> Written instruction
Determine how many lines in these records hold "rgba". Only the number is wanted.

::::::::

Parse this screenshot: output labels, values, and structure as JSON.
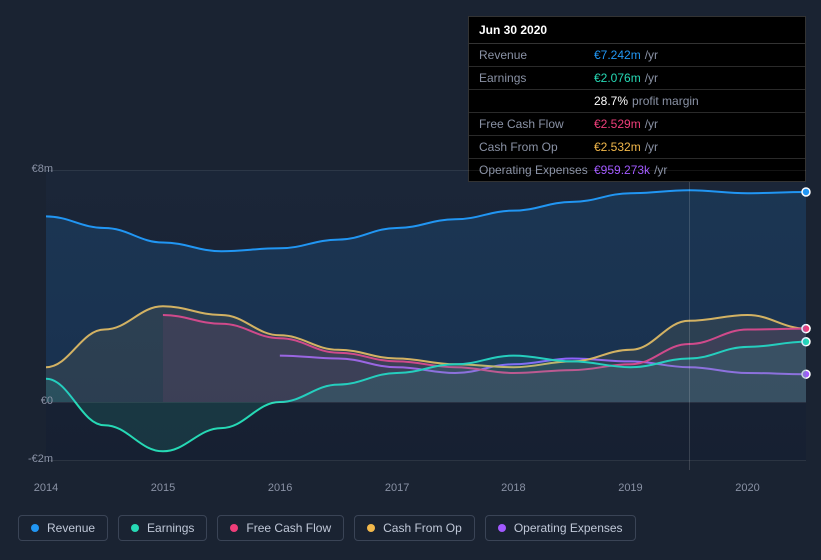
{
  "chart": {
    "type": "area-line",
    "background_color": "#1a2332",
    "plot_background": "linear-gradient(180deg, rgba(30,45,70,0.3), rgba(20,30,50,0.6))",
    "grid_color": "rgba(255,255,255,0.08)",
    "axis_label_color": "#8a92a5",
    "axis_fontsize": 11,
    "y_axis": {
      "ticks": [
        {
          "value": 8,
          "label": "€8m"
        },
        {
          "value": 0,
          "label": "€0"
        },
        {
          "value": -2,
          "label": "-€2m"
        }
      ],
      "min": -2,
      "max": 8
    },
    "x_axis": {
      "labels": [
        "2014",
        "2015",
        "2016",
        "2017",
        "2018",
        "2019",
        "2020"
      ],
      "positions": [
        0,
        0.154,
        0.308,
        0.462,
        0.615,
        0.769,
        0.923
      ]
    },
    "vertical_marker_x": 0.846,
    "series": [
      {
        "name": "Revenue",
        "color": "#2196f3",
        "fill_opacity": 0.15,
        "line_width": 2,
        "data": [
          6.4,
          6.0,
          5.5,
          5.2,
          5.3,
          5.6,
          6.0,
          6.3,
          6.6,
          6.9,
          7.2,
          7.3,
          7.2,
          7.242
        ]
      },
      {
        "name": "Earnings",
        "color": "#26d9b5",
        "fill_opacity": 0.12,
        "line_width": 2,
        "data": [
          0.8,
          -0.8,
          -1.7,
          -0.9,
          0.0,
          0.6,
          1.0,
          1.3,
          1.6,
          1.4,
          1.2,
          1.5,
          1.9,
          2.076
        ]
      },
      {
        "name": "Free Cash Flow",
        "color": "#ef3e7a",
        "fill_opacity": 0.1,
        "line_width": 2,
        "data": [
          null,
          null,
          3.0,
          2.7,
          2.2,
          1.7,
          1.4,
          1.2,
          1.0,
          1.1,
          1.3,
          2.0,
          2.5,
          2.529
        ]
      },
      {
        "name": "Cash From Op",
        "color": "#f2b84b",
        "fill_opacity": 0.1,
        "line_width": 2,
        "data": [
          1.2,
          2.5,
          3.3,
          3.0,
          2.3,
          1.8,
          1.5,
          1.3,
          1.2,
          1.4,
          1.8,
          2.8,
          3.0,
          2.532
        ]
      },
      {
        "name": "Operating Expenses",
        "color": "#a259ff",
        "fill_opacity": 0.0,
        "line_width": 2,
        "data": [
          null,
          null,
          null,
          null,
          1.6,
          1.5,
          1.2,
          1.0,
          1.3,
          1.5,
          1.4,
          1.2,
          1.0,
          0.959
        ]
      }
    ]
  },
  "tooltip": {
    "date": "Jun 30 2020",
    "rows": [
      {
        "label": "Revenue",
        "value": "€7.242m",
        "unit": "/yr",
        "color": "#2196f3"
      },
      {
        "label": "Earnings",
        "value": "€2.076m",
        "unit": "/yr",
        "color": "#26d9b5"
      },
      {
        "label": "",
        "value": "28.7%",
        "unit": "profit margin",
        "color": "#ffffff"
      },
      {
        "label": "Free Cash Flow",
        "value": "€2.529m",
        "unit": "/yr",
        "color": "#ef3e7a"
      },
      {
        "label": "Cash From Op",
        "value": "€2.532m",
        "unit": "/yr",
        "color": "#f2b84b"
      },
      {
        "label": "Operating Expenses",
        "value": "€959.273k",
        "unit": "/yr",
        "color": "#a259ff"
      }
    ]
  },
  "legend": {
    "items": [
      {
        "label": "Revenue",
        "color": "#2196f3"
      },
      {
        "label": "Earnings",
        "color": "#26d9b5"
      },
      {
        "label": "Free Cash Flow",
        "color": "#ef3e7a"
      },
      {
        "label": "Cash From Op",
        "color": "#f2b84b"
      },
      {
        "label": "Operating Expenses",
        "color": "#a259ff"
      }
    ]
  }
}
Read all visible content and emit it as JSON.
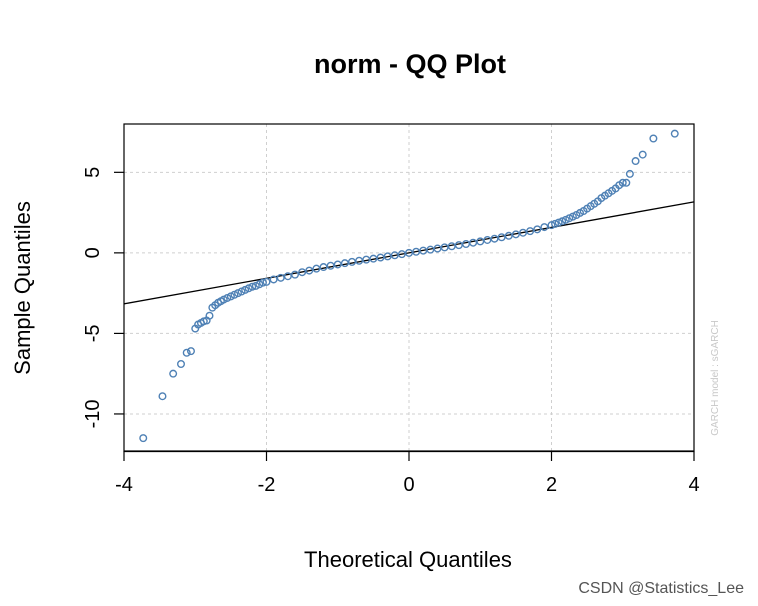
{
  "chart_data": {
    "type": "scatter",
    "title": "norm - QQ Plot",
    "xlabel": "Theoretical Quantiles",
    "ylabel": "Sample Quantiles",
    "xlim": [
      -4,
      4
    ],
    "ylim": [
      -12.3,
      8.0
    ],
    "xticks": [
      "-4",
      "-2",
      "0",
      "2",
      "4"
    ],
    "yticks": [
      "5",
      "0",
      "-5",
      "-10"
    ],
    "xtick_values": [
      -4,
      -2,
      0,
      2,
      4
    ],
    "ytick_values": [
      5,
      0,
      -5,
      -10
    ],
    "grid": true,
    "point_color": "#4f81b5",
    "line_color": "#000000",
    "reference_line": {
      "x": [
        -4.3,
        4.3
      ],
      "y": [
        -3.4,
        3.4
      ]
    },
    "series": [
      {
        "x": [
          -3.73,
          -3.46,
          -3.31,
          -3.2,
          -3.12,
          -3.06,
          -3.0,
          -2.96,
          -2.92,
          -2.88,
          -2.84,
          -2.8,
          -2.76,
          -2.72,
          -2.68,
          -2.64,
          -2.6,
          -2.55,
          -2.5,
          -2.45,
          -2.4,
          -2.35,
          -2.3,
          -2.25,
          -2.2,
          -2.15,
          -2.1,
          -2.05,
          -2.0,
          -1.9,
          -1.8,
          -1.7,
          -1.6,
          -1.5,
          -1.4,
          -1.3,
          -1.2,
          -1.1,
          -1.0,
          -0.9,
          -0.8,
          -0.7,
          -0.6,
          -0.5,
          -0.4,
          -0.3,
          -0.2,
          -0.1,
          0.0,
          0.1,
          0.2,
          0.3,
          0.4,
          0.5,
          0.6,
          0.7,
          0.8,
          0.9,
          1.0,
          1.1,
          1.2,
          1.3,
          1.4,
          1.5,
          1.6,
          1.7,
          1.8,
          1.9,
          2.0,
          2.05,
          2.1,
          2.15,
          2.2,
          2.25,
          2.3,
          2.35,
          2.4,
          2.45,
          2.5,
          2.55,
          2.6,
          2.65,
          2.7,
          2.75,
          2.8,
          2.85,
          2.9,
          2.95,
          3.0,
          3.05,
          3.1,
          3.18,
          3.28,
          3.43,
          3.73
        ],
        "y": [
          -11.5,
          -8.9,
          -7.5,
          -6.9,
          -6.2,
          -6.1,
          -4.7,
          -4.45,
          -4.35,
          -4.25,
          -4.2,
          -3.9,
          -3.4,
          -3.25,
          -3.1,
          -3.0,
          -2.9,
          -2.8,
          -2.7,
          -2.6,
          -2.5,
          -2.4,
          -2.3,
          -2.2,
          -2.1,
          -2.05,
          -1.95,
          -1.85,
          -1.8,
          -1.65,
          -1.55,
          -1.45,
          -1.35,
          -1.2,
          -1.1,
          -0.98,
          -0.88,
          -0.8,
          -0.72,
          -0.64,
          -0.56,
          -0.49,
          -0.42,
          -0.36,
          -0.29,
          -0.22,
          -0.15,
          -0.08,
          0.0,
          0.07,
          0.14,
          0.2,
          0.27,
          0.34,
          0.41,
          0.48,
          0.55,
          0.63,
          0.71,
          0.8,
          0.88,
          0.97,
          1.06,
          1.15,
          1.25,
          1.35,
          1.46,
          1.6,
          1.72,
          1.8,
          1.88,
          1.96,
          2.05,
          2.15,
          2.25,
          2.35,
          2.48,
          2.6,
          2.75,
          2.9,
          3.05,
          3.2,
          3.4,
          3.55,
          3.7,
          3.85,
          4.0,
          4.2,
          4.35,
          4.35,
          4.9,
          5.7,
          6.1,
          7.1,
          7.4
        ]
      }
    ],
    "watermark": "GARCH model : sGARCH"
  },
  "credit": "CSDN @Statistics_Lee"
}
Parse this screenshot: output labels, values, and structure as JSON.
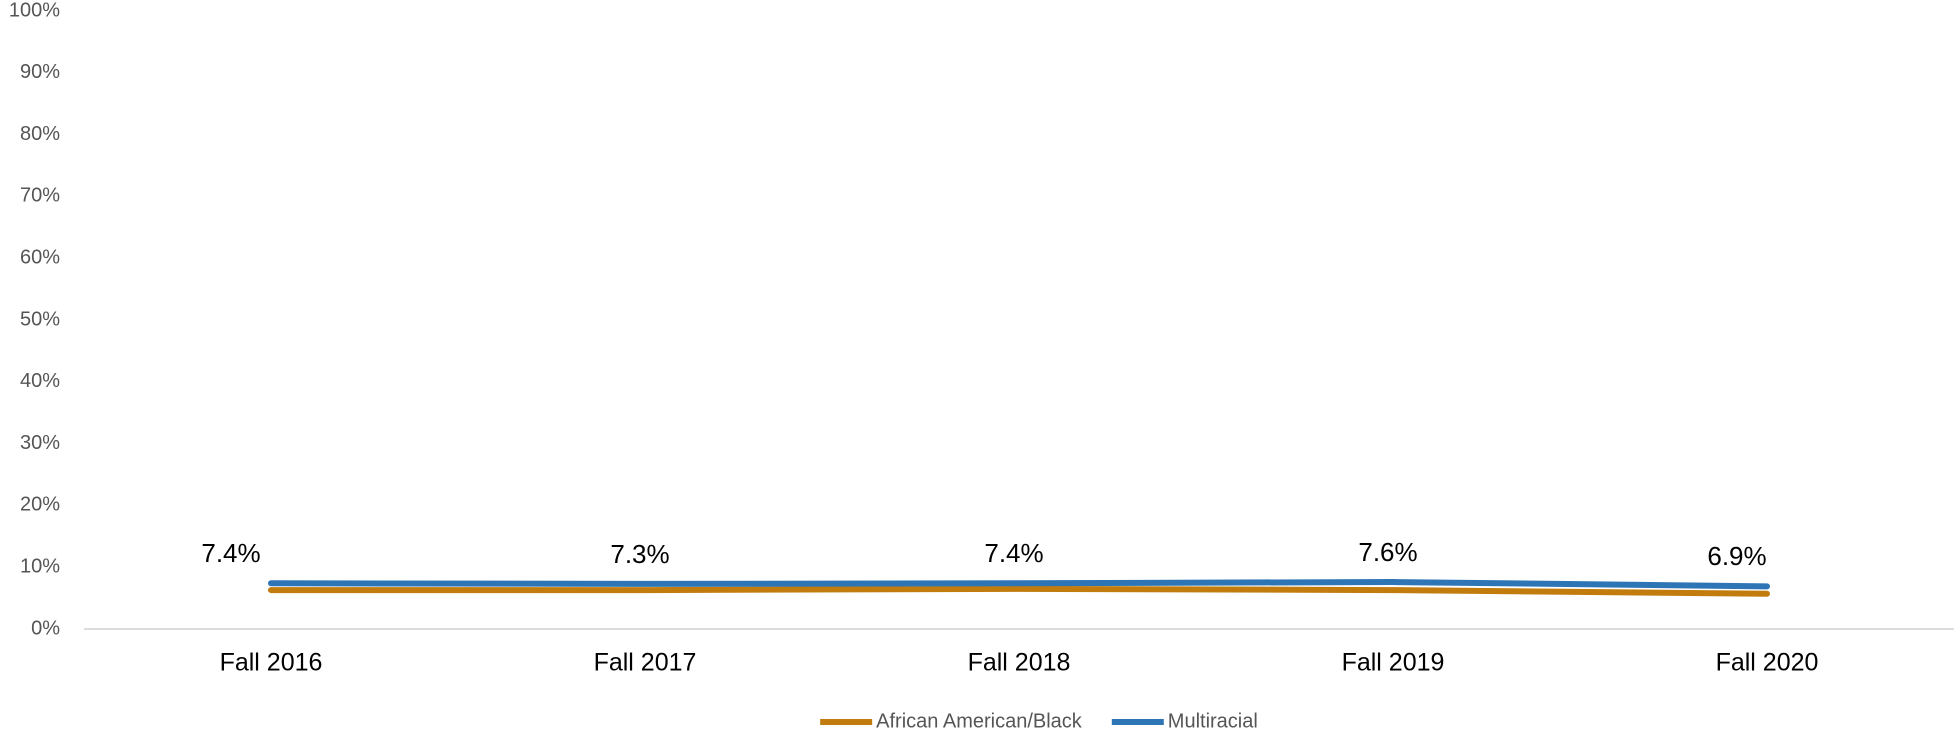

::::::::

> Result of the task
2